**WHAT NEEDS TO BE DONE:** Set down each line of the records once more, precisely, and omit the pictures.

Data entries
★ ★ ★ ★

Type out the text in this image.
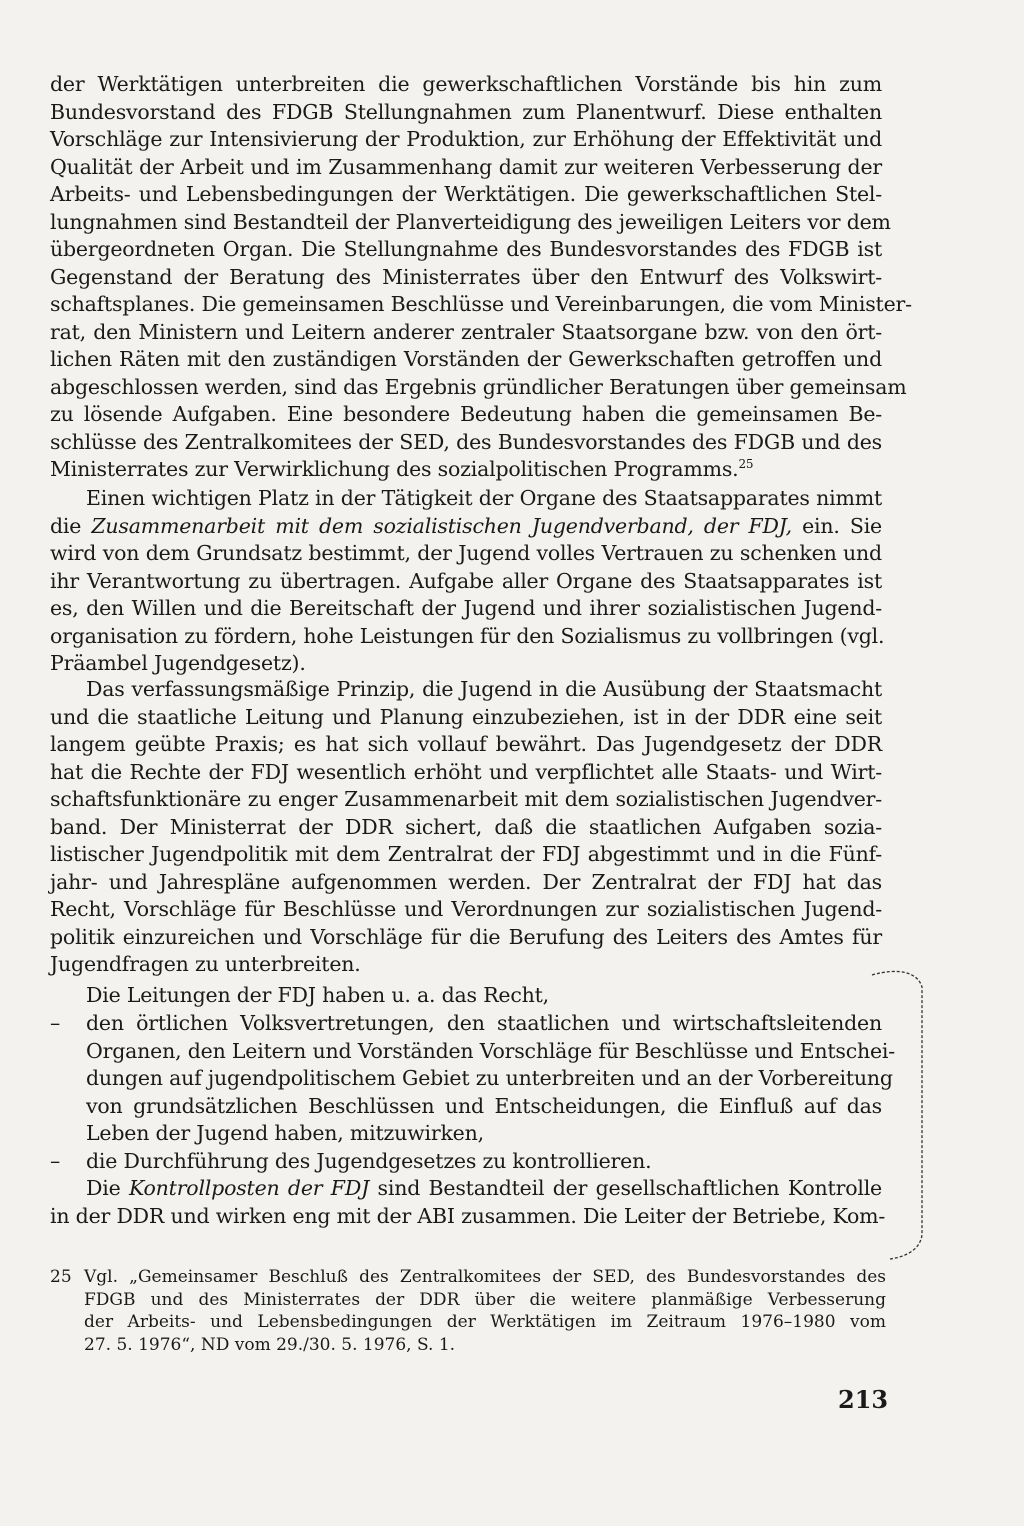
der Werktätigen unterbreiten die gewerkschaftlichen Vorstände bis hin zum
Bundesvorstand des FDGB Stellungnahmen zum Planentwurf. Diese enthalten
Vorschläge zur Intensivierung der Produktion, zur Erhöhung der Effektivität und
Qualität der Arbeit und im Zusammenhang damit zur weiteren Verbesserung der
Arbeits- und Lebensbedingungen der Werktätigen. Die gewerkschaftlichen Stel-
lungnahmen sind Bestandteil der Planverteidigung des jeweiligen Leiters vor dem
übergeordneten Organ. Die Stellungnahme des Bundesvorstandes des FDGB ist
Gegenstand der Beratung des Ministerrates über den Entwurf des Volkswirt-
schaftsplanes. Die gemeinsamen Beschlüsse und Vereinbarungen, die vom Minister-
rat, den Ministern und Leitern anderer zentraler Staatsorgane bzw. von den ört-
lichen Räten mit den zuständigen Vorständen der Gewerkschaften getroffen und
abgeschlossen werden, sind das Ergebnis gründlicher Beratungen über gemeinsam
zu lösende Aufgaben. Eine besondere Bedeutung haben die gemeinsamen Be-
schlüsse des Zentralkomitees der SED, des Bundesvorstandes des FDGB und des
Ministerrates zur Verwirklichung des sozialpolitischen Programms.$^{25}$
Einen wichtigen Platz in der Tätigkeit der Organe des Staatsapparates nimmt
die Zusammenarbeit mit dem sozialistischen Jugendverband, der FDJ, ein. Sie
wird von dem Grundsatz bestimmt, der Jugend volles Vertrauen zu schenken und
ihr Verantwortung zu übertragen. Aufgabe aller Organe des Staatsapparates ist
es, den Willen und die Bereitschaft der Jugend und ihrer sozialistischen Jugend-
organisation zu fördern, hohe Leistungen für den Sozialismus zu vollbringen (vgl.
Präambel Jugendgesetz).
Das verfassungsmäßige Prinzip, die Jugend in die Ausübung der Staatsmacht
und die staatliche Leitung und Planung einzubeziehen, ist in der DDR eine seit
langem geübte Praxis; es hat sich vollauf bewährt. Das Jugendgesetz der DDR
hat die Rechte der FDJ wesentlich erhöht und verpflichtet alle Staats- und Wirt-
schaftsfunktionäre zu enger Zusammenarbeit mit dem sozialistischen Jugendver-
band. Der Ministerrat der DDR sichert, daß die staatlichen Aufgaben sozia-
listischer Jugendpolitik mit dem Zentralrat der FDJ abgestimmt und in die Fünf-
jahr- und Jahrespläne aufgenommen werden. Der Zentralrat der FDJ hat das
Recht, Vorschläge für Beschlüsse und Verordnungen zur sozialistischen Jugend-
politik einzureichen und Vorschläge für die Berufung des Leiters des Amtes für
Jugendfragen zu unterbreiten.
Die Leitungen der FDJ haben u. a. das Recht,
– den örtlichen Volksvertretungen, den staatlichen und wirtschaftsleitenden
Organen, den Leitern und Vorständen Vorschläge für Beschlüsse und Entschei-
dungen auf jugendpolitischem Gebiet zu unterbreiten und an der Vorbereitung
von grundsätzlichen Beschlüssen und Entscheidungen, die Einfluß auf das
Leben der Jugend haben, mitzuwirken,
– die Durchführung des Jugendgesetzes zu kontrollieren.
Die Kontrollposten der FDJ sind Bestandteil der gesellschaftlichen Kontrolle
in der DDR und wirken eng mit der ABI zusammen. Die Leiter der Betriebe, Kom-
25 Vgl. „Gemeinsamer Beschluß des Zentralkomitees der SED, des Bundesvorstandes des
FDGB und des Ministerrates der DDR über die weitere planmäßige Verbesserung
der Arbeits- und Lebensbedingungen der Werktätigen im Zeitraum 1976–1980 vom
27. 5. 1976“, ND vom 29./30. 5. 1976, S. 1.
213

★ ★ ★ ★

**SOLUTION FOR THIS TASK:**
Type out the text in this image.
der Werktätigen unterbreiten die gewerkschaftlichen Vorstände bis hin zum
Bundesvorstand des FDGB Stellungnahmen zum Planentwurf. Diese enthalten
Vorschläge zur Intensivierung der Produktion, zur Erhöhung der Effektivität und
Qualität der Arbeit und im Zusammenhang damit zur weiteren Verbesserung der
Arbeits- und Lebensbedingungen der Werktätigen. Die gewerkschaftlichen Stel-
lungnahmen sind Bestandteil der Planverteidigung des jeweiligen Leiters vor dem
übergeordneten Organ. Die Stellungnahme des Bundesvorstandes des FDGB ist
Gegenstand der Beratung des Ministerrates über den Entwurf des Volkswirt-
schaftsplanes. Die gemeinsamen Beschlüsse und Vereinbarungen, die vom Minister-
rat, den Ministern und Leitern anderer zentraler Staatsorgane bzw. von den ört-
lichen Räten mit den zuständigen Vorständen der Gewerkschaften getroffen und
abgeschlossen werden, sind das Ergebnis gründlicher Beratungen über gemeinsam
zu lösende Aufgaben. Eine besondere Bedeutung haben die gemeinsamen Be-
schlüsse des Zentralkomitees der SED, des Bundesvorstandes des FDGB und des
Ministerrates zur Verwirklichung des sozialpolitischen Programms.$^{25}$
Einen wichtigen Platz in der Tätigkeit der Organe des Staatsapparates nimmt
die Zusammenarbeit mit dem sozialistischen Jugendverband, der FDJ, ein. Sie
wird von dem Grundsatz bestimmt, der Jugend volles Vertrauen zu schenken und
ihr Verantwortung zu übertragen. Aufgabe aller Organe des Staatsapparates ist
es, den Willen und die Bereitschaft der Jugend und ihrer sozialistischen Jugend-
organisation zu fördern, hohe Leistungen für den Sozialismus zu vollbringen (vgl.
Präambel Jugendgesetz).
Das verfassungsmäßige Prinzip, die Jugend in die Ausübung der Staatsmacht
und die staatliche Leitung und Planung einzubeziehen, ist in der DDR eine seit
langem geübte Praxis; es hat sich vollauf bewährt. Das Jugendgesetz der DDR
hat die Rechte der FDJ wesentlich erhöht und verpflichtet alle Staats- und Wirt-
schaftsfunktionäre zu enger Zusammenarbeit mit dem sozialistischen Jugendver-
band. Der Ministerrat der DDR sichert, daß die staatlichen Aufgaben sozia-
listischer Jugendpolitik mit dem Zentralrat der FDJ abgestimmt und in die Fünf-
jahr- und Jahrespläne aufgenommen werden. Der Zentralrat der FDJ hat das
Recht, Vorschläge für Beschlüsse und Verordnungen zur sozialistischen Jugend-
politik einzureichen und Vorschläge für die Berufung des Leiters des Amtes für
Jugendfragen zu unterbreiten.
Die Leitungen der FDJ haben u. a. das Recht,
– den örtlichen Volksvertretungen, den staatlichen und wirtschaftsleitenden
Organen, den Leitern und Vorständen Vorschläge für Beschlüsse und Entschei-
dungen auf jugendpolitischem Gebiet zu unterbreiten und an der Vorbereitung
von grundsätzlichen Beschlüssen und Entscheidungen, die Einfluß auf das
Leben der Jugend haben, mitzuwirken,
– die Durchführung des Jugendgesetzes zu kontrollieren.
Die Kontrollposten der FDJ sind Bestandteil der gesellschaftlichen Kontrolle
in der DDR und wirken eng mit der ABI zusammen. Die Leiter der Betriebe, Kom-
25 Vgl. „Gemeinsamer Beschluß des Zentralkomitees der SED, des Bundesvorstandes des
FDGB und des Ministerrates der DDR über die weitere planmäßige Verbesserung
der Arbeits- und Lebensbedingungen der Werktätigen im Zeitraum 1976–1980 vom
27. 5. 1976“, ND vom 29./30. 5. 1976, S. 1.
213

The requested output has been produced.